What is required >> Render the lines of the listing from the one containing "y-axis: 0 40" through the one containing "311, 494, 328]", inclusive, as a Markdown table with columns Row and Listing Line, omitting any blank lines.

Extracted data >>
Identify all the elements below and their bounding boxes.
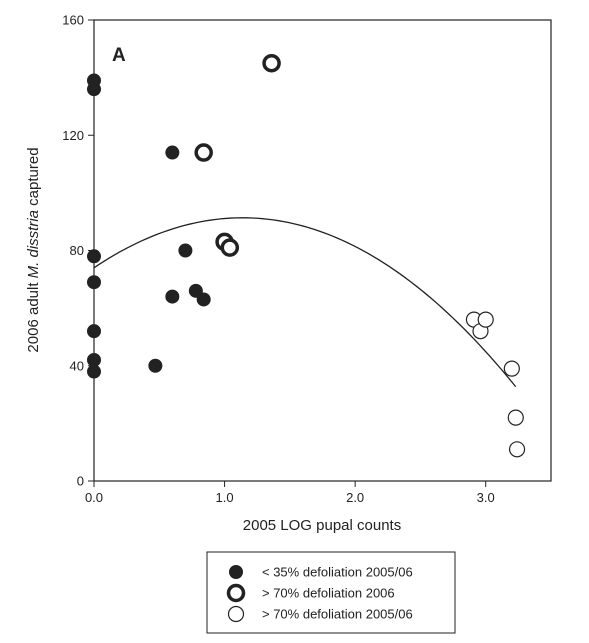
y-axis: 0 40 80 120 160	[62, 13, 94, 489]
y-axis-title-part-3: captured	[25, 147, 42, 210]
legend-entry: > 70% defoliation 2006	[262, 586, 395, 601]
data-point	[194, 143, 213, 162]
data-point	[477, 311, 494, 328]
x-axis-title: 2005 LOG pupal counts	[243, 517, 401, 534]
data-point	[508, 441, 526, 458]
data-point	[87, 324, 101, 339]
plot-frame	[93, 19, 552, 482]
panel-label: A	[112, 45, 126, 66]
legend-marker	[226, 583, 246, 603]
y-tick-label: 40	[70, 358, 84, 373]
y-tick-label: 160	[62, 13, 84, 28]
data-point	[196, 292, 211, 307]
x-tick-label: 2.0	[346, 490, 364, 505]
y-axis-title: 2006 adult M. disstria captured	[25, 147, 42, 352]
data-point	[188, 283, 203, 298]
data-point	[220, 238, 240, 257]
data-point	[87, 275, 101, 290]
data-point	[87, 82, 101, 97]
data-point	[503, 360, 520, 377]
fit-curve	[93, 217, 517, 388]
x-axis: 0.0 1.0 2.0 3.0	[85, 481, 495, 505]
x-tick-label: 3.0	[477, 490, 495, 505]
x-tick-label: 0.0	[85, 490, 103, 505]
data-point	[178, 243, 193, 258]
data-points	[87, 53, 526, 458]
data-point	[87, 249, 101, 264]
legend-marker	[227, 605, 245, 623]
legend-marker	[229, 565, 243, 579]
x-tick-label: 1.0	[216, 490, 234, 505]
legend: < 35% defoliation 2005/06 > 70% defoliati…	[206, 551, 456, 634]
data-point	[262, 53, 281, 73]
legend-entry: < 35% defoliation 2005/06	[262, 565, 413, 580]
y-tick-label: 80	[70, 243, 84, 258]
data-point	[87, 364, 101, 379]
data-point	[165, 289, 180, 304]
data-point	[148, 358, 163, 373]
data-point	[165, 145, 180, 160]
legend-box	[206, 551, 456, 634]
y-axis-title-part-1: 2006 adult	[25, 278, 42, 352]
y-axis-title-species: M. disstria	[25, 210, 42, 278]
y-tick-label: 120	[62, 128, 84, 143]
y-tick-label: 0	[77, 474, 84, 489]
legend-entry: > 70% defoliation 2005/06	[262, 607, 413, 622]
data-point	[507, 409, 524, 426]
legend-items: < 35% defoliation 2005/06 > 70% defoliati…	[226, 565, 413, 623]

Exercise answer >>
| Row | Listing Line |
|---|---|
| 1 | y-axis: 0 40 80 120 160	[62, 13, 94, 489] |
| 2 | y-axis-title-part-3: captured	[25, 147, 42, 210] |
| 3 | legend-entry: > 70% defoliation 2006	[262, 586, 395, 601] |
| 4 | data-point	[194, 143, 213, 162] |
| 5 | data-point	[477, 311, 494, 328] |